=== Exercise brief ===
Exactly as written, retype the listing below, omitting the pictures.

==== Exercise inputs ====

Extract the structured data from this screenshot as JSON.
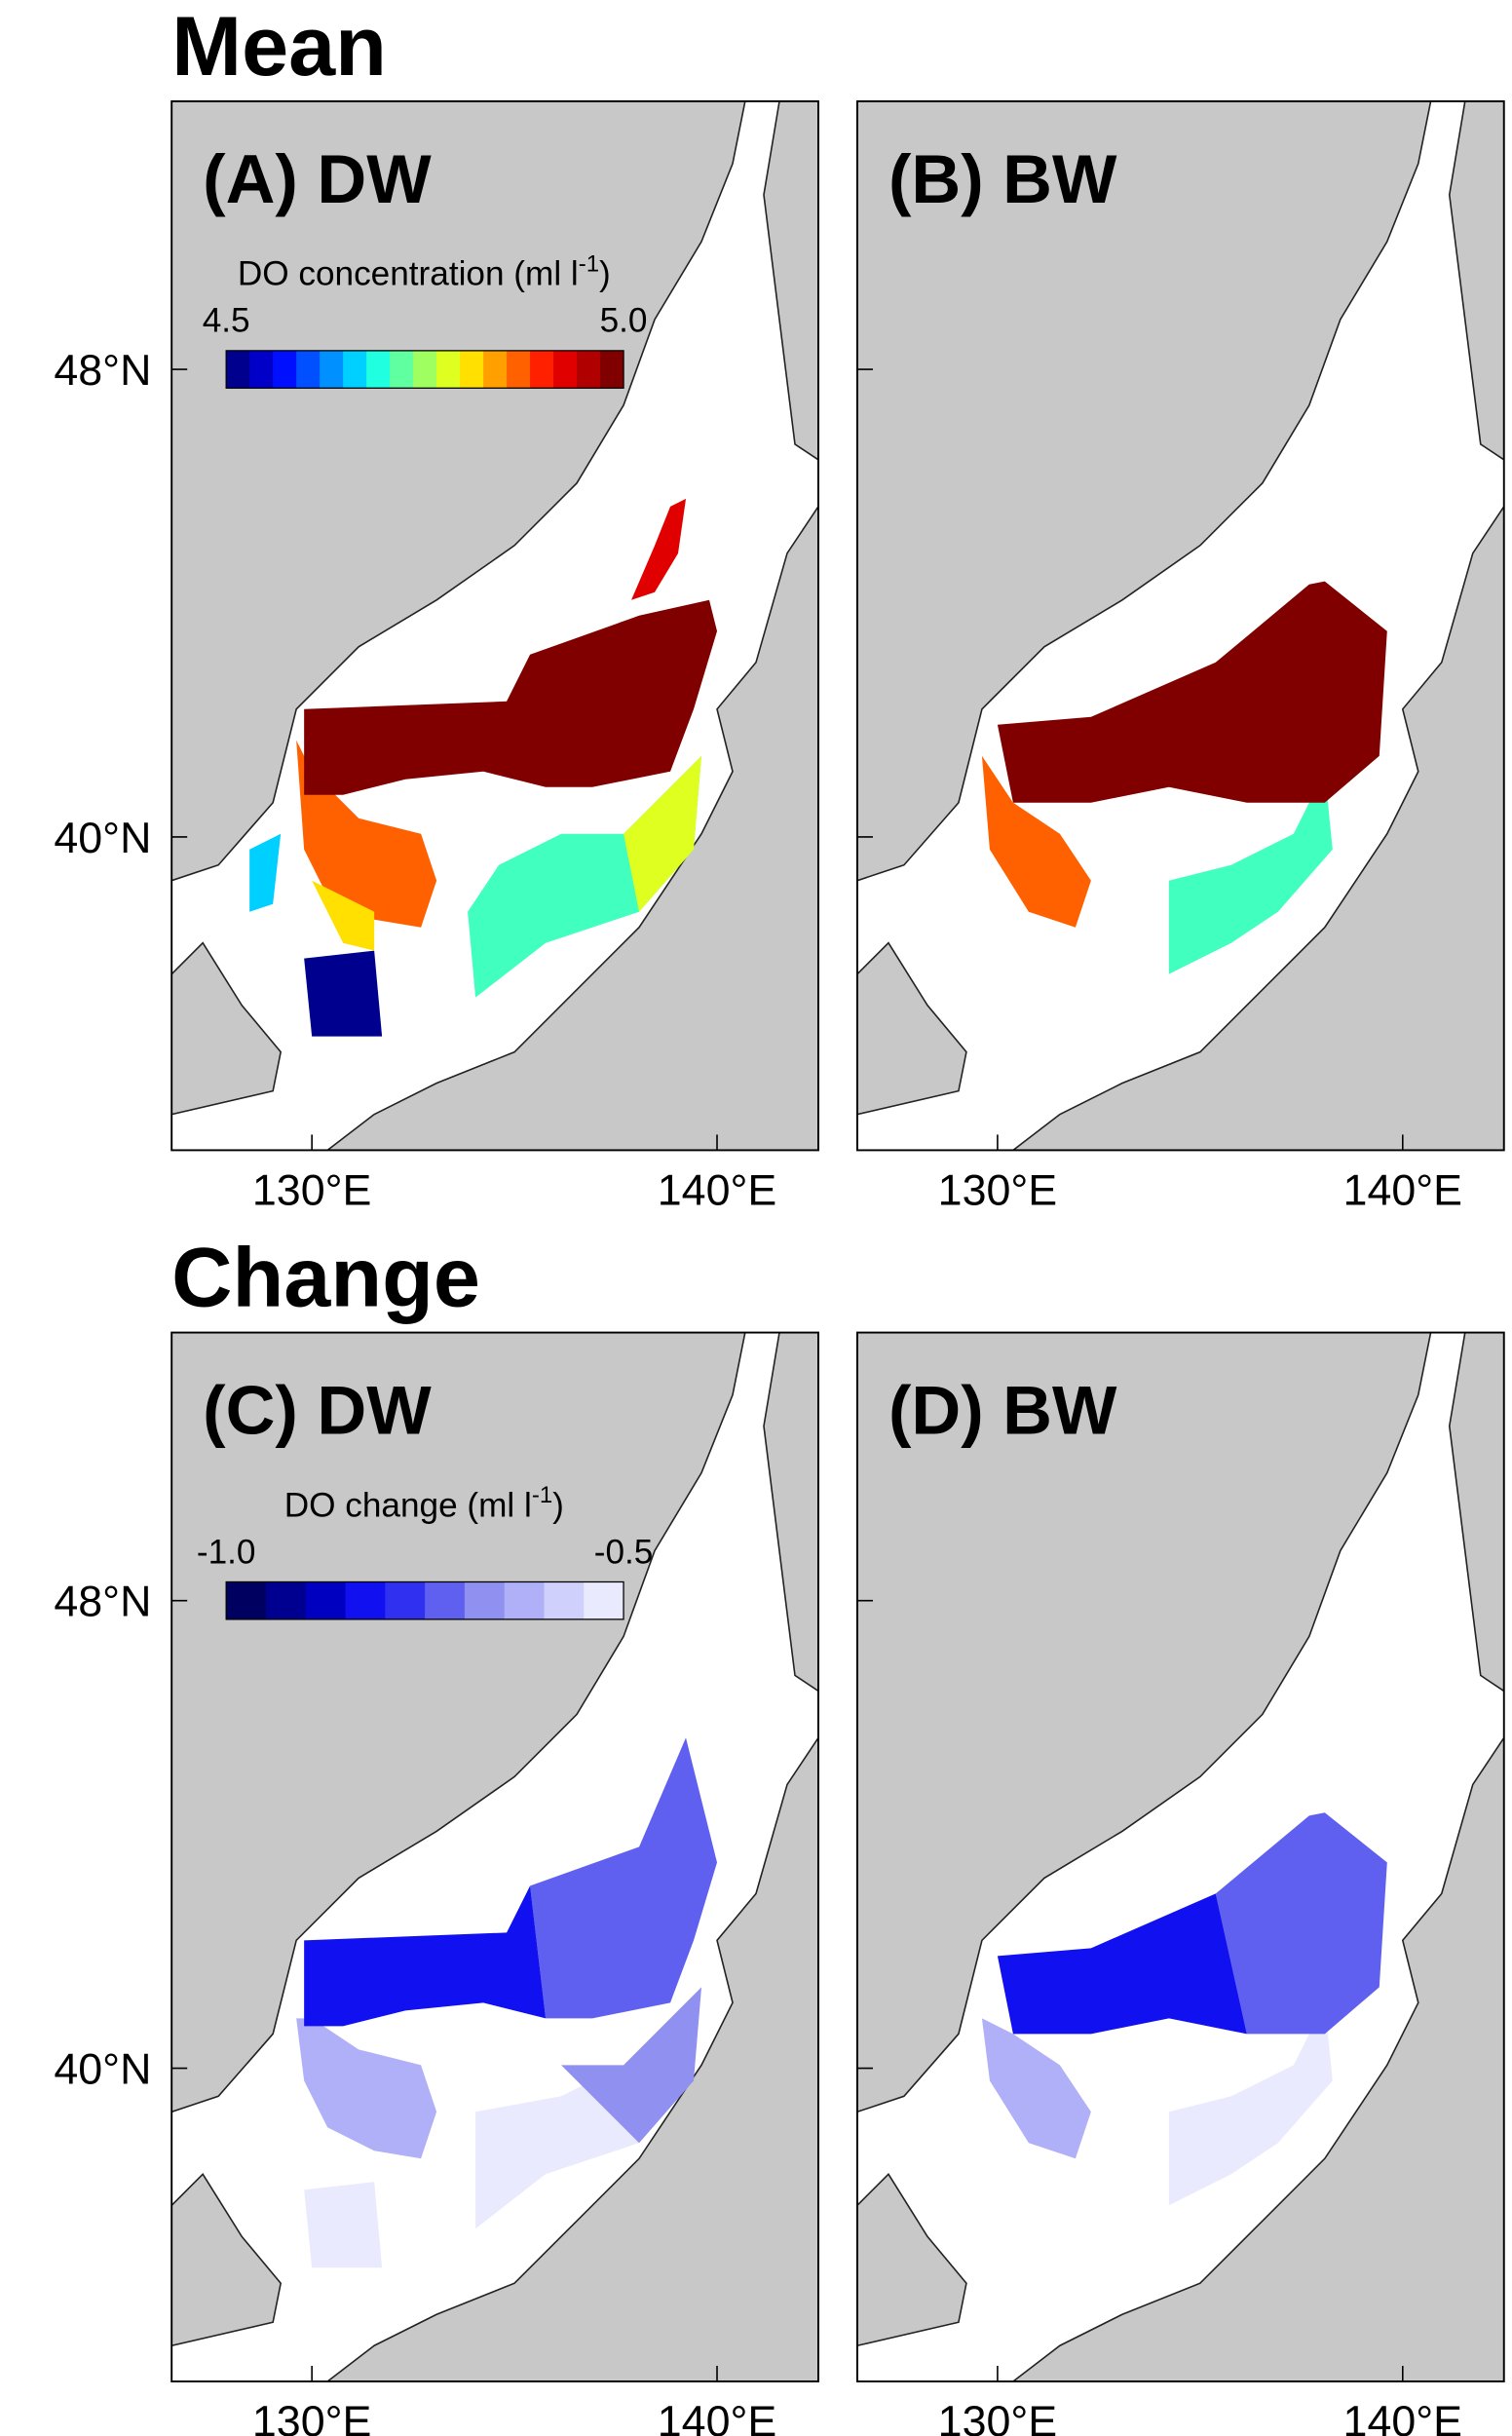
{
  "sections": [
    {
      "title": "Mean",
      "panels": [
        {
          "label": "(A) DW",
          "colorbar": {
            "title": {
              "text": "DO concentration (ml l",
              "sup": "-1",
              "end": ")"
            },
            "min_label": "4.5",
            "max_label": "5.0",
            "colors": [
              "#00008f",
              "#0000c8",
              "#0010ff",
              "#0050ff",
              "#0090ff",
              "#00d0ff",
              "#20ffdf",
              "#60ff9f",
              "#a0ff60",
              "#dfff20",
              "#ffe000",
              "#ffa000",
              "#ff6000",
              "#ff2000",
              "#e00000",
              "#b00000",
              "#800000"
            ]
          },
          "lat_labels": [
            "48°N",
            "40°N"
          ],
          "lon_labels": [
            "130°E",
            "140°E"
          ]
        },
        {
          "label": "(B) BW",
          "lon_labels": [
            "130°E",
            "140°E"
          ]
        }
      ]
    },
    {
      "title": "Change",
      "panels": [
        {
          "label": "(C) DW",
          "colorbar": {
            "title": {
              "text": "DO change (ml l",
              "sup": "-1",
              "end": ")"
            },
            "min_label": "-1.0",
            "max_label": "-0.5",
            "colors": [
              "#000060",
              "#000090",
              "#0000c0",
              "#1010f0",
              "#3030f0",
              "#6060f0",
              "#9090f0",
              "#b0b0f8",
              "#d0d0fc",
              "#eaeafe"
            ]
          },
          "lat_labels": [
            "48°N",
            "40°N"
          ],
          "lon_labels": [
            "130°E",
            "140°E"
          ]
        },
        {
          "label": "(D) BW",
          "lon_labels": [
            "130°E",
            "140°E"
          ]
        }
      ]
    }
  ]
}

====

=== Answer to the exercise ===
Extract the structured data from this screenshot as JSON.
{
  "sections": [
    {
      "title": "Mean",
      "panels": [
        {
          "label": "(A) DW",
          "colorbar": {
            "title": {
              "text": "DO concentration (ml l",
              "sup": "-1",
              "end": ")"
            },
            "min_label": "4.5",
            "max_label": "5.0",
            "colors": [
              "#00008f",
              "#0000c8",
              "#0010ff",
              "#0050ff",
              "#0090ff",
              "#00d0ff",
              "#20ffdf",
              "#60ff9f",
              "#a0ff60",
              "#dfff20",
              "#ffe000",
              "#ffa000",
              "#ff6000",
              "#ff2000",
              "#e00000",
              "#b00000",
              "#800000"
            ]
          },
          "lat_labels": [
            "48°N",
            "40°N"
          ],
          "lon_labels": [
            "130°E",
            "140°E"
          ]
        },
        {
          "label": "(B) BW",
          "lon_labels": [
            "130°E",
            "140°E"
          ]
        }
      ]
    },
    {
      "title": "Change",
      "panels": [
        {
          "label": "(C) DW",
          "colorbar": {
            "title": {
              "text": "DO change (ml l",
              "sup": "-1",
              "end": ")"
            },
            "min_label": "-1.0",
            "max_label": "-0.5",
            "colors": [
              "#000060",
              "#000090",
              "#0000c0",
              "#1010f0",
              "#3030f0",
              "#6060f0",
              "#9090f0",
              "#b0b0f8",
              "#d0d0fc",
              "#eaeafe"
            ]
          },
          "lat_labels": [
            "48°N",
            "40°N"
          ],
          "lon_labels": [
            "130°E",
            "140°E"
          ]
        },
        {
          "label": "(D) BW",
          "lon_labels": [
            "130°E",
            "140°E"
          ]
        }
      ]
    }
  ]
}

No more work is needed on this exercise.